_Task requirements_: Keep only the lines that hold the string "source", filtering out the rest of the entries below.

_Material provided_:
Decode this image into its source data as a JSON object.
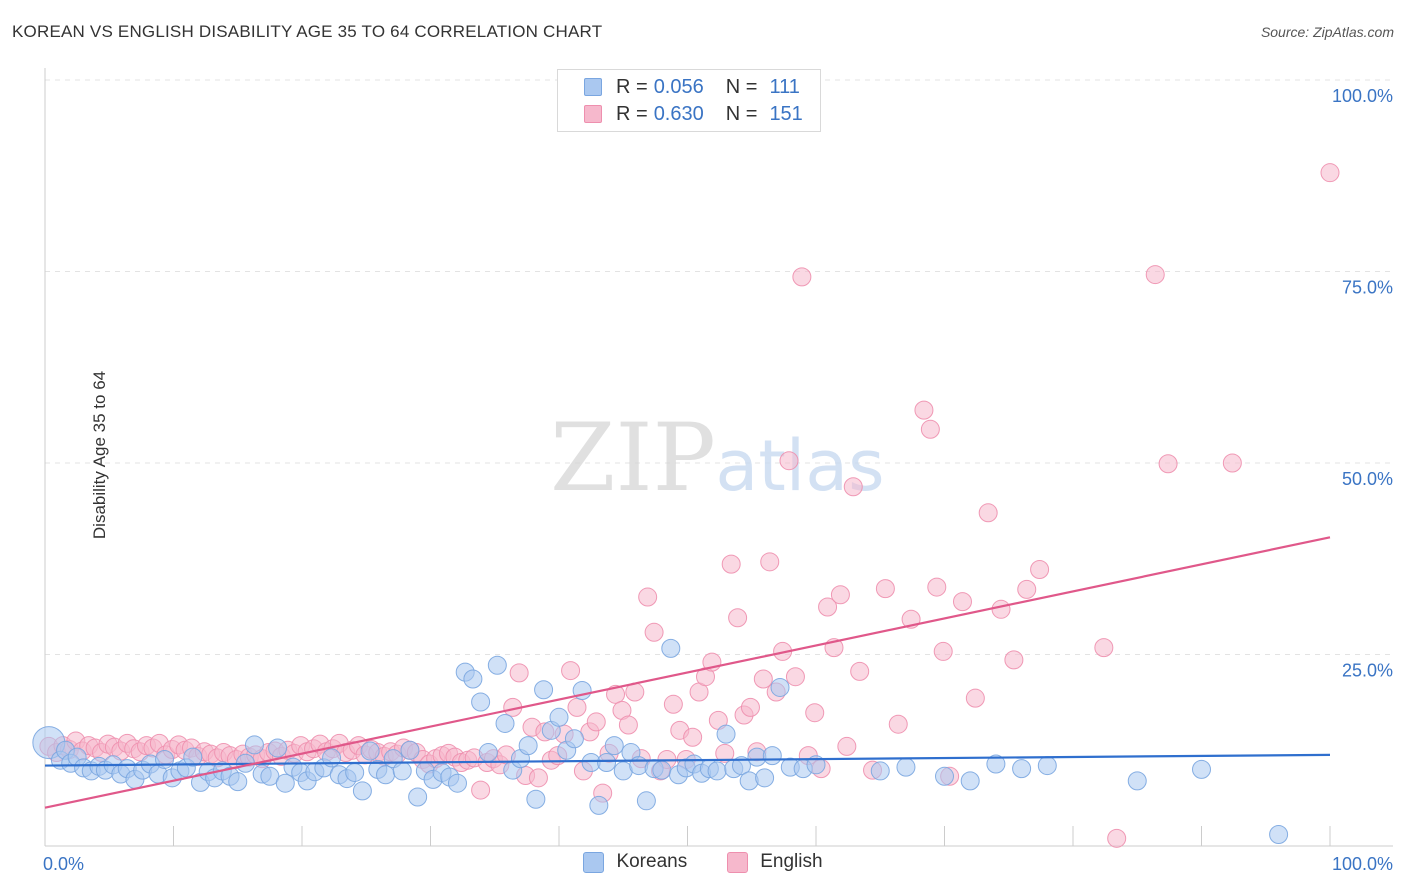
{
  "header": {
    "title": "KOREAN VS ENGLISH DISABILITY AGE 35 TO 64 CORRELATION CHART",
    "source": "Source: ZipAtlas.com"
  },
  "watermark": {
    "zip": "ZIP",
    "atlas": "atlas"
  },
  "legend": {
    "koreans": {
      "r_label": "R =",
      "r_value": "0.056",
      "n_label": "N =",
      "n_value": "111"
    },
    "english": {
      "r_label": "R =",
      "r_value": "0.630",
      "n_label": "N =",
      "n_value": "151"
    }
  },
  "bottom_legend": {
    "koreans": "Koreans",
    "english": "English"
  },
  "colors": {
    "koreans_fill": "#aac8f0",
    "koreans_stroke": "#7aa6e0",
    "koreans_line": "#2f6fce",
    "english_fill": "#f6b8cc",
    "english_stroke": "#ee8fae",
    "english_line": "#e0588a",
    "axis_text": "#3a74c4",
    "grid": "#e3e3e3"
  },
  "chart_data": {
    "type": "scatter",
    "title": "KOREAN VS ENGLISH DISABILITY AGE 35 TO 64 CORRELATION CHART",
    "xlabel": "",
    "ylabel": "Disability Age 35 to 64",
    "xlim": [
      0,
      100
    ],
    "ylim": [
      0,
      100
    ],
    "x_tick_labels": [
      "0.0%",
      "100.0%"
    ],
    "y_tick_labels": [
      "25.0%",
      "50.0%",
      "75.0%",
      "100.0%"
    ],
    "y_ticks": [
      25,
      50,
      75,
      100
    ],
    "grid": true,
    "legend_position": "top-center",
    "series": [
      {
        "name": "Koreans",
        "r": 0.056,
        "n": 111,
        "trend": {
          "x": [
            0,
            100
          ],
          "y": [
            10.5,
            11.9
          ]
        },
        "points": [
          [
            0.3,
            13.5
          ],
          [
            1.2,
            11.2
          ],
          [
            1.6,
            12.5
          ],
          [
            2.0,
            10.8
          ],
          [
            2.5,
            11.6
          ],
          [
            3.0,
            10.2
          ],
          [
            3.6,
            9.8
          ],
          [
            4.2,
            10.4
          ],
          [
            4.7,
            9.9
          ],
          [
            5.3,
            10.6
          ],
          [
            5.9,
            9.4
          ],
          [
            6.4,
            10.1
          ],
          [
            7.0,
            8.7
          ],
          [
            7.6,
            9.9
          ],
          [
            8.2,
            10.7
          ],
          [
            8.8,
            9.4
          ],
          [
            9.3,
            11.3
          ],
          [
            9.9,
            8.9
          ],
          [
            10.5,
            9.8
          ],
          [
            11.0,
            10.2
          ],
          [
            11.5,
            11.6
          ],
          [
            12.1,
            8.3
          ],
          [
            12.7,
            9.7
          ],
          [
            13.2,
            8.9
          ],
          [
            13.8,
            9.8
          ],
          [
            14.4,
            9.1
          ],
          [
            15.0,
            8.4
          ],
          [
            15.6,
            10.8
          ],
          [
            16.3,
            13.2
          ],
          [
            16.9,
            9.4
          ],
          [
            17.5,
            9.1
          ],
          [
            18.1,
            12.8
          ],
          [
            18.7,
            8.2
          ],
          [
            19.3,
            10.3
          ],
          [
            19.9,
            9.6
          ],
          [
            20.4,
            8.5
          ],
          [
            21.0,
            9.7
          ],
          [
            21.7,
            10.2
          ],
          [
            22.3,
            11.5
          ],
          [
            22.9,
            9.3
          ],
          [
            23.5,
            8.8
          ],
          [
            24.1,
            9.6
          ],
          [
            24.7,
            7.2
          ],
          [
            25.3,
            12.4
          ],
          [
            25.9,
            10.0
          ],
          [
            26.5,
            9.3
          ],
          [
            27.1,
            11.4
          ],
          [
            27.8,
            9.8
          ],
          [
            28.4,
            12.5
          ],
          [
            29.0,
            6.4
          ],
          [
            29.6,
            9.8
          ],
          [
            30.2,
            8.7
          ],
          [
            30.9,
            9.6
          ],
          [
            31.5,
            9.0
          ],
          [
            32.1,
            8.2
          ],
          [
            32.7,
            22.7
          ],
          [
            33.3,
            21.8
          ],
          [
            33.9,
            18.8
          ],
          [
            34.5,
            12.2
          ],
          [
            35.2,
            23.6
          ],
          [
            35.8,
            16.0
          ],
          [
            36.4,
            9.9
          ],
          [
            37.0,
            11.4
          ],
          [
            37.6,
            13.1
          ],
          [
            38.2,
            6.1
          ],
          [
            38.8,
            20.4
          ],
          [
            39.4,
            15.1
          ],
          [
            40.0,
            16.8
          ],
          [
            40.6,
            12.5
          ],
          [
            41.2,
            14.0
          ],
          [
            41.8,
            20.3
          ],
          [
            42.5,
            10.9
          ],
          [
            43.1,
            5.3
          ],
          [
            43.7,
            10.9
          ],
          [
            44.3,
            13.1
          ],
          [
            45.0,
            9.8
          ],
          [
            45.6,
            12.2
          ],
          [
            46.2,
            10.5
          ],
          [
            46.8,
            5.9
          ],
          [
            47.4,
            10.1
          ],
          [
            48.0,
            9.9
          ],
          [
            48.7,
            25.8
          ],
          [
            49.3,
            9.3
          ],
          [
            49.9,
            10.2
          ],
          [
            50.5,
            10.7
          ],
          [
            51.1,
            9.5
          ],
          [
            51.7,
            10.1
          ],
          [
            52.3,
            9.8
          ],
          [
            53.0,
            14.6
          ],
          [
            53.6,
            10.1
          ],
          [
            54.2,
            10.5
          ],
          [
            54.8,
            8.5
          ],
          [
            55.4,
            11.6
          ],
          [
            56.0,
            8.9
          ],
          [
            56.6,
            11.8
          ],
          [
            57.2,
            20.7
          ],
          [
            58.0,
            10.3
          ],
          [
            59.0,
            10.1
          ],
          [
            60.0,
            10.6
          ],
          [
            65.0,
            9.8
          ],
          [
            67.0,
            10.3
          ],
          [
            70.0,
            9.1
          ],
          [
            72.0,
            8.5
          ],
          [
            74.0,
            10.7
          ],
          [
            76.0,
            10.1
          ],
          [
            78.0,
            10.5
          ],
          [
            85.0,
            8.5
          ],
          [
            90.0,
            10.0
          ],
          [
            96.0,
            1.5
          ]
        ]
      },
      {
        "name": "English",
        "r": 0.63,
        "n": 151,
        "trend": {
          "x": [
            0,
            100
          ],
          "y": [
            5.0,
            40.3
          ]
        },
        "points": [
          [
            0.3,
            13.0
          ],
          [
            0.9,
            12.2
          ],
          [
            1.4,
            13.1
          ],
          [
            1.9,
            12.6
          ],
          [
            2.4,
            13.7
          ],
          [
            2.9,
            12.4
          ],
          [
            3.4,
            13.1
          ],
          [
            3.9,
            12.8
          ],
          [
            4.4,
            12.2
          ],
          [
            4.9,
            13.3
          ],
          [
            5.4,
            12.9
          ],
          [
            5.9,
            12.4
          ],
          [
            6.4,
            13.4
          ],
          [
            6.9,
            12.7
          ],
          [
            7.4,
            12.3
          ],
          [
            7.9,
            13.1
          ],
          [
            8.4,
            12.8
          ],
          [
            8.9,
            13.4
          ],
          [
            9.4,
            11.9
          ],
          [
            9.9,
            12.6
          ],
          [
            10.4,
            13.2
          ],
          [
            10.9,
            12.5
          ],
          [
            11.4,
            12.8
          ],
          [
            11.9,
            11.7
          ],
          [
            12.4,
            12.3
          ],
          [
            12.9,
            12.0
          ],
          [
            13.4,
            11.5
          ],
          [
            13.9,
            12.2
          ],
          [
            14.4,
            11.8
          ],
          [
            14.9,
            11.3
          ],
          [
            15.4,
            12.0
          ],
          [
            15.9,
            11.6
          ],
          [
            16.4,
            11.9
          ],
          [
            16.9,
            11.4
          ],
          [
            17.4,
            12.2
          ],
          [
            17.9,
            12.4
          ],
          [
            18.4,
            11.7
          ],
          [
            18.9,
            12.5
          ],
          [
            19.4,
            12.1
          ],
          [
            19.9,
            13.1
          ],
          [
            20.4,
            12.3
          ],
          [
            20.9,
            12.7
          ],
          [
            21.4,
            13.3
          ],
          [
            21.9,
            12.3
          ],
          [
            22.4,
            12.7
          ],
          [
            22.9,
            13.4
          ],
          [
            23.4,
            12.2
          ],
          [
            23.9,
            12.5
          ],
          [
            24.4,
            13.1
          ],
          [
            24.9,
            11.9
          ],
          [
            25.4,
            12.6
          ],
          [
            25.9,
            12.2
          ],
          [
            26.4,
            11.7
          ],
          [
            26.9,
            12.3
          ],
          [
            27.4,
            12.0
          ],
          [
            27.9,
            12.8
          ],
          [
            28.4,
            12.5
          ],
          [
            28.9,
            12.2
          ],
          [
            29.4,
            11.3
          ],
          [
            29.9,
            10.7
          ],
          [
            30.4,
            11.4
          ],
          [
            30.9,
            11.8
          ],
          [
            31.4,
            12.1
          ],
          [
            31.9,
            11.6
          ],
          [
            32.4,
            10.9
          ],
          [
            32.9,
            11.2
          ],
          [
            33.4,
            11.5
          ],
          [
            33.9,
            7.3
          ],
          [
            34.4,
            10.9
          ],
          [
            34.9,
            11.4
          ],
          [
            35.4,
            10.6
          ],
          [
            35.9,
            11.9
          ],
          [
            36.4,
            18.1
          ],
          [
            36.9,
            22.6
          ],
          [
            37.4,
            9.2
          ],
          [
            37.9,
            15.5
          ],
          [
            38.4,
            8.9
          ],
          [
            38.9,
            14.9
          ],
          [
            39.4,
            11.2
          ],
          [
            39.9,
            11.8
          ],
          [
            40.4,
            14.6
          ],
          [
            40.9,
            22.9
          ],
          [
            41.4,
            18.1
          ],
          [
            41.9,
            9.8
          ],
          [
            42.4,
            14.9
          ],
          [
            42.9,
            16.2
          ],
          [
            43.4,
            6.9
          ],
          [
            43.9,
            12.1
          ],
          [
            44.4,
            19.8
          ],
          [
            44.9,
            17.7
          ],
          [
            45.4,
            15.8
          ],
          [
            45.9,
            20.1
          ],
          [
            46.4,
            11.4
          ],
          [
            46.9,
            32.5
          ],
          [
            47.4,
            27.9
          ],
          [
            47.9,
            9.8
          ],
          [
            48.4,
            11.3
          ],
          [
            48.9,
            18.5
          ],
          [
            49.4,
            15.1
          ],
          [
            49.9,
            11.3
          ],
          [
            50.4,
            14.2
          ],
          [
            50.9,
            20.1
          ],
          [
            51.4,
            22.1
          ],
          [
            51.9,
            24.0
          ],
          [
            52.4,
            16.4
          ],
          [
            52.9,
            12.1
          ],
          [
            53.4,
            36.8
          ],
          [
            53.9,
            29.8
          ],
          [
            54.4,
            17.1
          ],
          [
            54.9,
            18.1
          ],
          [
            55.4,
            12.3
          ],
          [
            55.9,
            21.8
          ],
          [
            56.4,
            37.1
          ],
          [
            56.9,
            20.1
          ],
          [
            57.4,
            25.4
          ],
          [
            57.9,
            50.3
          ],
          [
            58.4,
            22.1
          ],
          [
            58.9,
            74.3
          ],
          [
            59.4,
            11.8
          ],
          [
            59.9,
            17.4
          ],
          [
            60.4,
            10.1
          ],
          [
            60.9,
            31.2
          ],
          [
            61.4,
            25.9
          ],
          [
            61.9,
            32.8
          ],
          [
            62.4,
            13.0
          ],
          [
            62.9,
            46.9
          ],
          [
            63.4,
            22.8
          ],
          [
            64.4,
            9.9
          ],
          [
            65.4,
            33.6
          ],
          [
            66.4,
            15.9
          ],
          [
            67.4,
            29.6
          ],
          [
            68.4,
            56.9
          ],
          [
            68.9,
            54.4
          ],
          [
            69.4,
            33.8
          ],
          [
            69.9,
            25.4
          ],
          [
            70.4,
            9.1
          ],
          [
            71.4,
            31.9
          ],
          [
            72.4,
            19.3
          ],
          [
            73.4,
            43.5
          ],
          [
            74.4,
            30.9
          ],
          [
            75.4,
            24.3
          ],
          [
            76.4,
            33.5
          ],
          [
            77.4,
            36.1
          ],
          [
            82.4,
            25.9
          ],
          [
            83.4,
            1.0
          ],
          [
            86.4,
            74.6
          ],
          [
            87.4,
            49.9
          ],
          [
            92.4,
            50.0
          ],
          [
            100.0,
            87.9
          ]
        ]
      }
    ]
  }
}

_Task answer_:
Decode this image into its source data as a JSON object.
    "source": "Source: ZipAtlas.com"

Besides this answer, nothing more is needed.